* [WORK TO DO] Using the data below, repeat all of it precisely.

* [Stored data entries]
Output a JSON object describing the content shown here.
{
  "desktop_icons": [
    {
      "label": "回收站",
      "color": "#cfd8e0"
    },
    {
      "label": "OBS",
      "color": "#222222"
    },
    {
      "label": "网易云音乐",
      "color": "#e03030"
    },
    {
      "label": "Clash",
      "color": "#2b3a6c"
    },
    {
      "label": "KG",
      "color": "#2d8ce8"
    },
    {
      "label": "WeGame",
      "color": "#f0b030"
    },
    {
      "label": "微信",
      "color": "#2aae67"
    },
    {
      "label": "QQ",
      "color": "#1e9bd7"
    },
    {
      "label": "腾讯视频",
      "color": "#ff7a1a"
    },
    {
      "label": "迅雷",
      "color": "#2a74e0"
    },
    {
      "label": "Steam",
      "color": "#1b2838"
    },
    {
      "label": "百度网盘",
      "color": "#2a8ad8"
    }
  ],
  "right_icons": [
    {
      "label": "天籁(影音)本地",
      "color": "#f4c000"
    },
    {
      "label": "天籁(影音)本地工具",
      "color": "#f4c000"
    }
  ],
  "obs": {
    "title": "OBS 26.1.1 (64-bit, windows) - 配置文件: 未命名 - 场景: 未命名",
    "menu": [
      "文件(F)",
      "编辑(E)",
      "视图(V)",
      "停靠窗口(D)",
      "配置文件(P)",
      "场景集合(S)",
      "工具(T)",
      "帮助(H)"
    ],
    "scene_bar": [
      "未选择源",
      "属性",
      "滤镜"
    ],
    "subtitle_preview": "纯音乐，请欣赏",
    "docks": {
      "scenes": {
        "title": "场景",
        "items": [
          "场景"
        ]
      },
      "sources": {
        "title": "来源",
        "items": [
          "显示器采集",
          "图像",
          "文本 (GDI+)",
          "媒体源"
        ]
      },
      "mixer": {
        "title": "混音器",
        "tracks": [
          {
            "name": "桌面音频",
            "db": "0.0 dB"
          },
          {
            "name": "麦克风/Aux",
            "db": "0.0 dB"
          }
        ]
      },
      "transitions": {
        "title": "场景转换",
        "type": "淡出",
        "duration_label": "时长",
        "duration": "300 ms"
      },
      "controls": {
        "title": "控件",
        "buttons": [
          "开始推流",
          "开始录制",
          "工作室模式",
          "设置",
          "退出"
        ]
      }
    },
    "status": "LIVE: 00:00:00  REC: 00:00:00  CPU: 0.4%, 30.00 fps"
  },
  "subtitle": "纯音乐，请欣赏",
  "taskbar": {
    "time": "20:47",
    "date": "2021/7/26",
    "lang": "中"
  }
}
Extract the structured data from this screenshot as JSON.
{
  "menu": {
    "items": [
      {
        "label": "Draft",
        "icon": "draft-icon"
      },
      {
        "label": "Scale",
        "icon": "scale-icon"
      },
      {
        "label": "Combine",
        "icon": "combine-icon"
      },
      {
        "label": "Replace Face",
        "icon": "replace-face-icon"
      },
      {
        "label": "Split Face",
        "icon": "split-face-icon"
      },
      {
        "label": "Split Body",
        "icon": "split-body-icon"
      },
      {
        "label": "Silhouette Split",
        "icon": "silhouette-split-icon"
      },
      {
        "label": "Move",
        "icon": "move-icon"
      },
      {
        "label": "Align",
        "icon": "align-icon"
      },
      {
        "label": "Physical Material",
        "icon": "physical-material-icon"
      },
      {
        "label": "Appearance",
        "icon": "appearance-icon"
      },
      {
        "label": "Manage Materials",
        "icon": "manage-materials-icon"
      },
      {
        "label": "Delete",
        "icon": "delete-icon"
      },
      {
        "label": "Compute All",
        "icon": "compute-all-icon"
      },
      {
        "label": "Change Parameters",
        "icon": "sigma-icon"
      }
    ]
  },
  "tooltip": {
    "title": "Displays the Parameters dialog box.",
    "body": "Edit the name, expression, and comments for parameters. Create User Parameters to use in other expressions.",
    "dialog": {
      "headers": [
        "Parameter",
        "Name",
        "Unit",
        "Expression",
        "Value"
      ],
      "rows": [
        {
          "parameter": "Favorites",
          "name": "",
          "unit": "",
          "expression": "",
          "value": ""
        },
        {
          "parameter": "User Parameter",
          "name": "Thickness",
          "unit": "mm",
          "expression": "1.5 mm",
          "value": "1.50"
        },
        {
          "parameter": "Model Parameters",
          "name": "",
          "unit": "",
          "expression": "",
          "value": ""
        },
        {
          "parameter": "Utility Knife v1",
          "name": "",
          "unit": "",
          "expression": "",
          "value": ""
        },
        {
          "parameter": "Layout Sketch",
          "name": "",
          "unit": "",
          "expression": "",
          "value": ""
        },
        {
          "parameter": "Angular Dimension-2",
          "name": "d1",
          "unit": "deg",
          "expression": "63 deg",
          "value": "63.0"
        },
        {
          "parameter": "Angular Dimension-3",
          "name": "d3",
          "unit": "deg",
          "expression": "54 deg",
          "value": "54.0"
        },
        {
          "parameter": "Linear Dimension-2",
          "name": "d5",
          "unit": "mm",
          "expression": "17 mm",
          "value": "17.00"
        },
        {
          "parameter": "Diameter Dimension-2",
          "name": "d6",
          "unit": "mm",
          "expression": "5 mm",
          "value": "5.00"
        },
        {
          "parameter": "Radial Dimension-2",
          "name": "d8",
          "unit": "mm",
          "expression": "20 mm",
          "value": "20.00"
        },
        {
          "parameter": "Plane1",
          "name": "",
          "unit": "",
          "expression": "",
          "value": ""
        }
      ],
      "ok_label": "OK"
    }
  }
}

* [SOLVED EXERCISE]
Output a JSON object describing the content shown here.
{
  "desktop_icons": [
    {
      "label": "回收站",
      "color": "#cfd8e0"
    },
    {
      "label": "OBS",
      "color": "#222222"
    },
    {
      "label": "网易云音乐",
      "color": "#e03030"
    },
    {
      "label": "Clash",
      "color": "#2b3a6c"
    },
    {
      "label": "KG",
      "color": "#2d8ce8"
    },
    {
      "label": "WeGame",
      "color": "#f0b030"
    },
    {
      "label": "微信",
      "color": "#2aae67"
    },
    {
      "label": "QQ",
      "color": "#1e9bd7"
    },
    {
      "label": "腾讯视频",
      "color": "#ff7a1a"
    },
    {
      "label": "迅雷",
      "color": "#2a74e0"
    },
    {
      "label": "Steam",
      "color": "#1b2838"
    },
    {
      "label": "百度网盘",
      "color": "#2a8ad8"
    }
  ],
  "right_icons": [
    {
      "label": "天籁(影音)本地",
      "color": "#f4c000"
    },
    {
      "label": "天籁(影音)本地工具",
      "color": "#f4c000"
    }
  ],
  "obs": {
    "title": "OBS 26.1.1 (64-bit, windows) - 配置文件: 未命名 - 场景: 未命名",
    "menu": [
      "文件(F)",
      "编辑(E)",
      "视图(V)",
      "停靠窗口(D)",
      "配置文件(P)",
      "场景集合(S)",
      "工具(T)",
      "帮助(H)"
    ],
    "scene_bar": [
      "未选择源",
      "属性",
      "滤镜"
    ],
    "subtitle_preview": "纯音乐，请欣赏",
    "docks": {
      "scenes": {
        "title": "场景",
        "items": [
          "场景"
        ]
      },
      "sources": {
        "title": "来源",
        "items": [
          "显示器采集",
          "图像",
          "文本 (GDI+)",
          "媒体源"
        ]
      },
      "mixer": {
        "title": "混音器",
        "tracks": [
          {
            "name": "桌面音频",
            "db": "0.0 dB"
          },
          {
            "name": "麦克风/Aux",
            "db": "0.0 dB"
          }
        ]
      },
      "transitions": {
        "title": "场景转换",
        "type": "淡出",
        "duration_label": "时长",
        "duration": "300 ms"
      },
      "controls": {
        "title": "控件",
        "buttons": [
          "开始推流",
          "开始录制",
          "工作室模式",
          "设置",
          "退出"
        ]
      }
    },
    "status": "LIVE: 00:00:00  REC: 00:00:00  CPU: 0.4%, 30.00 fps"
  },
  "subtitle": "纯音乐，请欣赏",
  "taskbar": {
    "time": "20:47",
    "date": "2021/7/26",
    "lang": "中"
  }
}
Extract the structured data from this screenshot as JSON.
{
  "menu": {
    "items": [
      {
        "label": "Draft",
        "icon": "draft-icon"
      },
      {
        "label": "Scale",
        "icon": "scale-icon"
      },
      {
        "label": "Combine",
        "icon": "combine-icon"
      },
      {
        "label": "Replace Face",
        "icon": "replace-face-icon"
      },
      {
        "label": "Split Face",
        "icon": "split-face-icon"
      },
      {
        "label": "Split Body",
        "icon": "split-body-icon"
      },
      {
        "label": "Silhouette Split",
        "icon": "silhouette-split-icon"
      },
      {
        "label": "Move",
        "icon": "move-icon"
      },
      {
        "label": "Align",
        "icon": "align-icon"
      },
      {
        "label": "Physical Material",
        "icon": "physical-material-icon"
      },
      {
        "label": "Appearance",
        "icon": "appearance-icon"
      },
      {
        "label": "Manage Materials",
        "icon": "manage-materials-icon"
      },
      {
        "label": "Delete",
        "icon": "delete-icon"
      },
      {
        "label": "Compute All",
        "icon": "compute-all-icon"
      },
      {
        "label": "Change Parameters",
        "icon": "sigma-icon"
      }
    ]
  },
  "tooltip": {
    "title": "Displays the Parameters dialog box.",
    "body": "Edit the name, expression, and comments for parameters. Create User Parameters to use in other expressions.",
    "dialog": {
      "headers": [
        "Parameter",
        "Name",
        "Unit",
        "Expression",
        "Value"
      ],
      "rows": [
        {
          "parameter": "Favorites",
          "name": "",
          "unit": "",
          "expression": "",
          "value": ""
        },
        {
          "parameter": "User Parameter",
          "name": "Thickness",
          "unit": "mm",
          "expression": "1.5 mm",
          "value": "1.50"
        },
        {
          "parameter": "Model Parameters",
          "name": "",
          "unit": "",
          "expression": "",
          "value": ""
        },
        {
          "parameter": "Utility Knife v1",
          "name": "",
          "unit": "",
          "expression": "",
          "value": ""
        },
        {
          "parameter": "Layout Sketch",
          "name": "",
          "unit": "",
          "expression": "",
          "value": ""
        },
        {
          "parameter": "Angular Dimension-2",
          "name": "d1",
          "unit": "deg",
          "expression": "63 deg",
          "value": "63.0"
        },
        {
          "parameter": "Angular Dimension-3",
          "name": "d3",
          "unit": "deg",
          "expression": "54 deg",
          "value": "54.0"
        },
        {
          "parameter": "Linear Dimension-2",
          "name": "d5",
          "unit": "mm",
          "expression": "17 mm",
          "value": "17.00"
        },
        {
          "parameter": "Diameter Dimension-2",
          "name": "d6",
          "unit": "mm",
          "expression": "5 mm",
          "value": "5.00"
        },
        {
          "parameter": "Radial Dimension-2",
          "name": "d8",
          "unit": "mm",
          "expression": "20 mm",
          "value": "20.00"
        },
        {
          "parameter": "Plane1",
          "name": "",
          "unit": "",
          "expression": "",
          "value": ""
        }
      ],
      "ok_label": "OK"
    }
  }
}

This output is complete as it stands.